--- Supplied records Enclosed Below ---
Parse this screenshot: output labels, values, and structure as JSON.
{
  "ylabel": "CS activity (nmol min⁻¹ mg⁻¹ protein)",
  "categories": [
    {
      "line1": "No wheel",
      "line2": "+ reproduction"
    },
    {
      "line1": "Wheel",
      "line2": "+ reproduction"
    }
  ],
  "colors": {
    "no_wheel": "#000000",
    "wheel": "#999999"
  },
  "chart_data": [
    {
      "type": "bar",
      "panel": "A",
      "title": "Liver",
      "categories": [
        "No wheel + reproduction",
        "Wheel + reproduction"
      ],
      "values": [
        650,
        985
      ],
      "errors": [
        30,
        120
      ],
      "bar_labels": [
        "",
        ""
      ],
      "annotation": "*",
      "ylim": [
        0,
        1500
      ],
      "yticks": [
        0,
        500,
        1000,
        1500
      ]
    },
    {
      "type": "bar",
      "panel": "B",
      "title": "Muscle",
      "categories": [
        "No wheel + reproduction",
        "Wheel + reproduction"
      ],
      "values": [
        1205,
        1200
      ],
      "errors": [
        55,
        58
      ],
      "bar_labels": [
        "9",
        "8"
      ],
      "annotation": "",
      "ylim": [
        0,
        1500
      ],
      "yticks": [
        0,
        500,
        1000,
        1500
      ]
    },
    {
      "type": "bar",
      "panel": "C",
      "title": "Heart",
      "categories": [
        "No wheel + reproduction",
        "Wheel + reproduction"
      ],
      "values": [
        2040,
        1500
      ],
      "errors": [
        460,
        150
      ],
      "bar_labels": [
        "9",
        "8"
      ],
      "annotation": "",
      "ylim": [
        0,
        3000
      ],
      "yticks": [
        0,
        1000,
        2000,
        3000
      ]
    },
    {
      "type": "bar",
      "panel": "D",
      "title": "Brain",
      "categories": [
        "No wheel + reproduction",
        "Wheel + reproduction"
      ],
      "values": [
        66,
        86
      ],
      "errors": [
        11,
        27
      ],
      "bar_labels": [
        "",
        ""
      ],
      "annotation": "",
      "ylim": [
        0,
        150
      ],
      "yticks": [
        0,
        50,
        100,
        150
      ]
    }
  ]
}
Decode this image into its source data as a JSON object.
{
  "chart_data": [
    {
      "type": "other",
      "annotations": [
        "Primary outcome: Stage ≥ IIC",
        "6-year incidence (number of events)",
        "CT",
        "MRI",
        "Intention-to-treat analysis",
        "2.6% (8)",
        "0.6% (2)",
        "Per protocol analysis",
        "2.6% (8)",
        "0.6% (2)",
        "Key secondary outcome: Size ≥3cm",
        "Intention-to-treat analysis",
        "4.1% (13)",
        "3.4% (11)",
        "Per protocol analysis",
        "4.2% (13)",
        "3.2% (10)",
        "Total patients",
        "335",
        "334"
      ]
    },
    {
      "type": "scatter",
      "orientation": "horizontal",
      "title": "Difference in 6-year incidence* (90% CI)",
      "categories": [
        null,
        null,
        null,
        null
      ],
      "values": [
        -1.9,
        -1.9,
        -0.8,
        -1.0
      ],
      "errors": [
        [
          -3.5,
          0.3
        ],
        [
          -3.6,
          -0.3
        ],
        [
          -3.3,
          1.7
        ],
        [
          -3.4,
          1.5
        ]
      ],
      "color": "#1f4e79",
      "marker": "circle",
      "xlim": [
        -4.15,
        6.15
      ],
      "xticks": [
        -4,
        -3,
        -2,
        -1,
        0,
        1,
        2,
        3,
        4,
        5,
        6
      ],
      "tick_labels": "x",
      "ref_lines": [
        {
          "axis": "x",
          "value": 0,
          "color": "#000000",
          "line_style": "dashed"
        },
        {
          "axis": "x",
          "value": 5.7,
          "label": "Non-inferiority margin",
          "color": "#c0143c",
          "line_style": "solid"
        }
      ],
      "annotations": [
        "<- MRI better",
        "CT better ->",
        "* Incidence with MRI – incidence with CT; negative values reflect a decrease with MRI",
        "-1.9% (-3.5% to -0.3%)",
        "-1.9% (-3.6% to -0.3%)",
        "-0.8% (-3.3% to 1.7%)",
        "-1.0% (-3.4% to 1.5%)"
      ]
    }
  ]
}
--- End of Enclosed Supplied records ---
What needs to be done: Output every entry exactly as it appears.

Exercise result:
Parse this screenshot: output labels, values, and structure as JSON.
{
  "ylabel": "CS activity (nmol min⁻¹ mg⁻¹ protein)",
  "categories": [
    {
      "line1": "No wheel",
      "line2": "+ reproduction"
    },
    {
      "line1": "Wheel",
      "line2": "+ reproduction"
    }
  ],
  "colors": {
    "no_wheel": "#000000",
    "wheel": "#999999"
  },
  "chart_data": [
    {
      "type": "bar",
      "panel": "A",
      "title": "Liver",
      "categories": [
        "No wheel + reproduction",
        "Wheel + reproduction"
      ],
      "values": [
        650,
        985
      ],
      "errors": [
        30,
        120
      ],
      "bar_labels": [
        "",
        ""
      ],
      "annotation": "*",
      "ylim": [
        0,
        1500
      ],
      "yticks": [
        0,
        500,
        1000,
        1500
      ]
    },
    {
      "type": "bar",
      "panel": "B",
      "title": "Muscle",
      "categories": [
        "No wheel + reproduction",
        "Wheel + reproduction"
      ],
      "values": [
        1205,
        1200
      ],
      "errors": [
        55,
        58
      ],
      "bar_labels": [
        "9",
        "8"
      ],
      "annotation": "",
      "ylim": [
        0,
        1500
      ],
      "yticks": [
        0,
        500,
        1000,
        1500
      ]
    },
    {
      "type": "bar",
      "panel": "C",
      "title": "Heart",
      "categories": [
        "No wheel + reproduction",
        "Wheel + reproduction"
      ],
      "values": [
        2040,
        1500
      ],
      "errors": [
        460,
        150
      ],
      "bar_labels": [
        "9",
        "8"
      ],
      "annotation": "",
      "ylim": [
        0,
        3000
      ],
      "yticks": [
        0,
        1000,
        2000,
        3000
      ]
    },
    {
      "type": "bar",
      "panel": "D",
      "title": "Brain",
      "categories": [
        "No wheel + reproduction",
        "Wheel + reproduction"
      ],
      "values": [
        66,
        86
      ],
      "errors": [
        11,
        27
      ],
      "bar_labels": [
        "",
        ""
      ],
      "annotation": "",
      "ylim": [
        0,
        150
      ],
      "yticks": [
        0,
        50,
        100,
        150
      ]
    }
  ]
}
Decode this image into its source data as a JSON object.
{
  "chart_data": [
    {
      "type": "other",
      "annotations": [
        "Primary outcome: Stage ≥ IIC",
        "6-year incidence (number of events)",
        "CT",
        "MRI",
        "Intention-to-treat analysis",
        "2.6% (8)",
        "0.6% (2)",
        "Per protocol analysis",
        "2.6% (8)",
        "0.6% (2)",
        "Key secondary outcome: Size ≥3cm",
        "Intention-to-treat analysis",
        "4.1% (13)",
        "3.4% (11)",
        "Per protocol analysis",
        "4.2% (13)",
        "3.2% (10)",
        "Total patients",
        "335",
        "334"
      ]
    },
    {
      "type": "scatter",
      "orientation": "horizontal",
      "title": "Difference in 6-year incidence* (90% CI)",
      "categories": [
        null,
        null,
        null,
        null
      ],
      "values": [
        -1.9,
        -1.9,
        -0.8,
        -1.0
      ],
      "errors": [
        [
          -3.5,
          0.3
        ],
        [
          -3.6,
          -0.3
        ],
        [
          -3.3,
          1.7
        ],
        [
          -3.4,
          1.5
        ]
      ],
      "color": "#1f4e79",
      "marker": "circle",
      "xlim": [
        -4.15,
        6.15
      ],
      "xticks": [
        -4,
        -3,
        -2,
        -1,
        0,
        1,
        2,
        3,
        4,
        5,
        6
      ],
      "tick_labels": "x",
      "ref_lines": [
        {
          "axis": "x",
          "value": 0,
          "color": "#000000",
          "line_style": "dashed"
        },
        {
          "axis": "x",
          "value": 5.7,
          "label": "Non-inferiority margin",
          "color": "#c0143c",
          "line_style": "solid"
        }
      ],
      "annotations": [
        "<- MRI better",
        "CT better ->",
        "* Incidence with MRI – incidence with CT; negative values reflect a decrease with MRI",
        "-1.9% (-3.5% to -0.3%)",
        "-1.9% (-3.6% to -0.3%)",
        "-0.8% (-3.3% to 1.7%)",
        "-1.0% (-3.4% to 1.5%)"
      ]
    }
  ]
}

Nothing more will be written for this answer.